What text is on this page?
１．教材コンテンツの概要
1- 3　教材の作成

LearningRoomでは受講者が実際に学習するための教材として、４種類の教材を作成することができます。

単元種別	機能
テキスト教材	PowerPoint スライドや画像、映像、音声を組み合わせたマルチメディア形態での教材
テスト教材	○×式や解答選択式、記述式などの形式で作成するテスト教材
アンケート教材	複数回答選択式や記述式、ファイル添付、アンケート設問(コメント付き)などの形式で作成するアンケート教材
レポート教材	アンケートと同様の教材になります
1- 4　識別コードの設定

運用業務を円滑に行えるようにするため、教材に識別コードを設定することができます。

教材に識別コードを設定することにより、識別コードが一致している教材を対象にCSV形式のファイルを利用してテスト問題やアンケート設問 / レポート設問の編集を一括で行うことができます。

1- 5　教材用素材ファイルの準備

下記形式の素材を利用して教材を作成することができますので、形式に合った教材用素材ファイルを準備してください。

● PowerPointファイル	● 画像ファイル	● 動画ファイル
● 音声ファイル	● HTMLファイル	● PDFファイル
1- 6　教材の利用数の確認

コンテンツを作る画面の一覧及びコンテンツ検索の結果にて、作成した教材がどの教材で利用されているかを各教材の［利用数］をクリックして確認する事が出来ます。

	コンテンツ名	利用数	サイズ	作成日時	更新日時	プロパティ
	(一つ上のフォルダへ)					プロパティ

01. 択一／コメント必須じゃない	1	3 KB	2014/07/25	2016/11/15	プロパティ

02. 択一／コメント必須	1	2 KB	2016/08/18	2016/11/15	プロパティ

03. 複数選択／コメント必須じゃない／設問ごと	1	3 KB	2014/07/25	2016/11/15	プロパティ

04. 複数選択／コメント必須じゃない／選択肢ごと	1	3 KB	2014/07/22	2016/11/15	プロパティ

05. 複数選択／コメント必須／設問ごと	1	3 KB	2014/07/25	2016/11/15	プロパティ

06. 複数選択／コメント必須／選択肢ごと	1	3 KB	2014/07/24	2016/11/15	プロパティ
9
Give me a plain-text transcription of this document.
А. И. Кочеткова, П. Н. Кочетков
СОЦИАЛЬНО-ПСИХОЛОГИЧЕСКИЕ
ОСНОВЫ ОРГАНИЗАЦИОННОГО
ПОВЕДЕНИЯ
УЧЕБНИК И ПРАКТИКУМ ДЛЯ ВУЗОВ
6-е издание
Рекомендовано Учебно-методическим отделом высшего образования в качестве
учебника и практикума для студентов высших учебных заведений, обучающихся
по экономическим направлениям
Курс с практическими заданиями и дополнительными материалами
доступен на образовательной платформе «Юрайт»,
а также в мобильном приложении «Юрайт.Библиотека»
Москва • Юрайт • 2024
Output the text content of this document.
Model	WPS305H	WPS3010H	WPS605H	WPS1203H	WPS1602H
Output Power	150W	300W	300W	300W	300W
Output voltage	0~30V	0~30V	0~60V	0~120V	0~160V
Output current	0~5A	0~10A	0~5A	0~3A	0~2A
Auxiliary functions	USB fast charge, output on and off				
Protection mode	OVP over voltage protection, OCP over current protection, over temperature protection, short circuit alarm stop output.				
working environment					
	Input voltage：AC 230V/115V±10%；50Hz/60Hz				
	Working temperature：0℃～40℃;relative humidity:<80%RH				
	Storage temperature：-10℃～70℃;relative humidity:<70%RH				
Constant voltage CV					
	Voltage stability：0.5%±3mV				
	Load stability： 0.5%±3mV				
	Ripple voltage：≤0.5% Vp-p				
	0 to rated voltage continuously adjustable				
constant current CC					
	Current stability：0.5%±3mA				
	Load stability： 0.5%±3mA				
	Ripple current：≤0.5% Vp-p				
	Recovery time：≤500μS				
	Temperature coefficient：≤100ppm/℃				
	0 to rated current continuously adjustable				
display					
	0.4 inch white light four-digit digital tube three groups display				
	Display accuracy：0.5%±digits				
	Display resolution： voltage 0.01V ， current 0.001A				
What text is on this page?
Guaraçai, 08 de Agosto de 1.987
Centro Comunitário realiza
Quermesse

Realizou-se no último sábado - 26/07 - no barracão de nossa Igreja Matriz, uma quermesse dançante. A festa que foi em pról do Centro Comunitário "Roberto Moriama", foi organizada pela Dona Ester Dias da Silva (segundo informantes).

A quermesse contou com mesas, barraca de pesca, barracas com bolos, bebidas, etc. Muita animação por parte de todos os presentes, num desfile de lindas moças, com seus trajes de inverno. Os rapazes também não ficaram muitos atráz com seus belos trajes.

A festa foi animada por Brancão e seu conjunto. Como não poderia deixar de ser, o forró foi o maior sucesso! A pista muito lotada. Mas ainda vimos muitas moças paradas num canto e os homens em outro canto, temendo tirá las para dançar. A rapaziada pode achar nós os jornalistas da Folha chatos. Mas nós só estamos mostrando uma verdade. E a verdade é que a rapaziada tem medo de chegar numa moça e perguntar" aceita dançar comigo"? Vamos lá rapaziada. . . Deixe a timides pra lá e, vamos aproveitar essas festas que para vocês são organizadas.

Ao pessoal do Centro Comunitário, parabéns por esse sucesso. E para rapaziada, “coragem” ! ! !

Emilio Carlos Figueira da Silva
====
EXERCISE DIRECTIONS: Within the material above, find the lines that contain the word "rated"; copy them.

TASK ANSWER:
	0 to rated voltage continuously adjustable				
	0 to rated current continuously adjustable				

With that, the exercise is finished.